=== SUPPLIED INFORMATION ===

((

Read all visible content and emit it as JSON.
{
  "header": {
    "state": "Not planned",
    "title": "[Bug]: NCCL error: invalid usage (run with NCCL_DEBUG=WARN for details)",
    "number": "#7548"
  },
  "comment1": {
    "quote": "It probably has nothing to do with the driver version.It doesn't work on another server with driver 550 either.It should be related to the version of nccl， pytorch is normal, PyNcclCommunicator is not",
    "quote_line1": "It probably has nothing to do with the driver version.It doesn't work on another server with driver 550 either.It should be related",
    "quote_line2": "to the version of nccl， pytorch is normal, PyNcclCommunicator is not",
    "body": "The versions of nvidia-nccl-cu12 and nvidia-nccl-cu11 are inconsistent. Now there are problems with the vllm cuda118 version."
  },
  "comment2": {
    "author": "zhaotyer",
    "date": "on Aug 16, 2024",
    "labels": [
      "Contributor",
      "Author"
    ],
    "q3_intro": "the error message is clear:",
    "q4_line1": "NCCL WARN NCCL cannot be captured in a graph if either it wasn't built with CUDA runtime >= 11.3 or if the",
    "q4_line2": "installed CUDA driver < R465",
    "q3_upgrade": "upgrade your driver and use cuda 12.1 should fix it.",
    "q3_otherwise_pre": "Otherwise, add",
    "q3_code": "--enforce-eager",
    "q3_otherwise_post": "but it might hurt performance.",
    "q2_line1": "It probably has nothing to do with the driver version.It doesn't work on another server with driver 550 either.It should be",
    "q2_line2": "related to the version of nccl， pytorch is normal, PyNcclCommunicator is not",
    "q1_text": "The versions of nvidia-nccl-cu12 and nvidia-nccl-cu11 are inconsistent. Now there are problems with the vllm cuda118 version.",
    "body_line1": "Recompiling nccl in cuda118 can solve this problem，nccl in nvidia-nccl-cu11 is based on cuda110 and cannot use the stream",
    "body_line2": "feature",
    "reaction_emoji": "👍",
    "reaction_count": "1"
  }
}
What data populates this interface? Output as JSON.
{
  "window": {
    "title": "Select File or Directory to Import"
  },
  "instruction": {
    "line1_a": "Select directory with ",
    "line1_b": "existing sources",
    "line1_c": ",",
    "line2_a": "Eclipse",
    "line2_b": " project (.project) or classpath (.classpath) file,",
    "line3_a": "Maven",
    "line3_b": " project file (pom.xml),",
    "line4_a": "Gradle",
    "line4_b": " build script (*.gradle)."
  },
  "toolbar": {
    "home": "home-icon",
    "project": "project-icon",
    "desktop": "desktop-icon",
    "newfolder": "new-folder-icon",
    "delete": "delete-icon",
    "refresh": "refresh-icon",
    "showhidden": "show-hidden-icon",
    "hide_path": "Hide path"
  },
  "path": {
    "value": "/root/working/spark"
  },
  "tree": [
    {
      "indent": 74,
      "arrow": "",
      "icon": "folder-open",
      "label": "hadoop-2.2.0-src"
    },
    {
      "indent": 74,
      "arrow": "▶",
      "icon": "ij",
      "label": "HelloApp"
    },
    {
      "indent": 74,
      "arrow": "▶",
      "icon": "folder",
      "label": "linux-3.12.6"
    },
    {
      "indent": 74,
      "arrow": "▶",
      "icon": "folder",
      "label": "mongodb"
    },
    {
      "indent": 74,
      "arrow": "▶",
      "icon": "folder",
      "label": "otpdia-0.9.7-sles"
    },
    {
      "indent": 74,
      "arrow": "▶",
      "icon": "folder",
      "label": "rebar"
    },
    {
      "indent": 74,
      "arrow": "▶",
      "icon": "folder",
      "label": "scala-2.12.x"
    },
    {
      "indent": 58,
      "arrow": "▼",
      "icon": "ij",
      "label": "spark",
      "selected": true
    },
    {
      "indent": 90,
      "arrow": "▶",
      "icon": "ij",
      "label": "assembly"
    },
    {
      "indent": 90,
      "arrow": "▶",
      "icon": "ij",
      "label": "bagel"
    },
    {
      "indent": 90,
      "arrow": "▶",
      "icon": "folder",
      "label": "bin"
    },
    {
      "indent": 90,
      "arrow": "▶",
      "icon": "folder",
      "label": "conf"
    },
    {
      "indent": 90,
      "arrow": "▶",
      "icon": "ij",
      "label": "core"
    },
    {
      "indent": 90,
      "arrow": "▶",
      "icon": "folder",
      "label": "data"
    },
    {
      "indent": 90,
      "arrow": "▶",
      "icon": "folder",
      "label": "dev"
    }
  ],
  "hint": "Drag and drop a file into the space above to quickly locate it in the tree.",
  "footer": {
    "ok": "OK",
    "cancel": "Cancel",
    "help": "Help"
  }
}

))

=== WORK TO DO ===
Only lines with the word "spark" should be collected from the material.

=== ANSWER IN FULL ===
    "value": "/root/working/spark"
      "label": "spark",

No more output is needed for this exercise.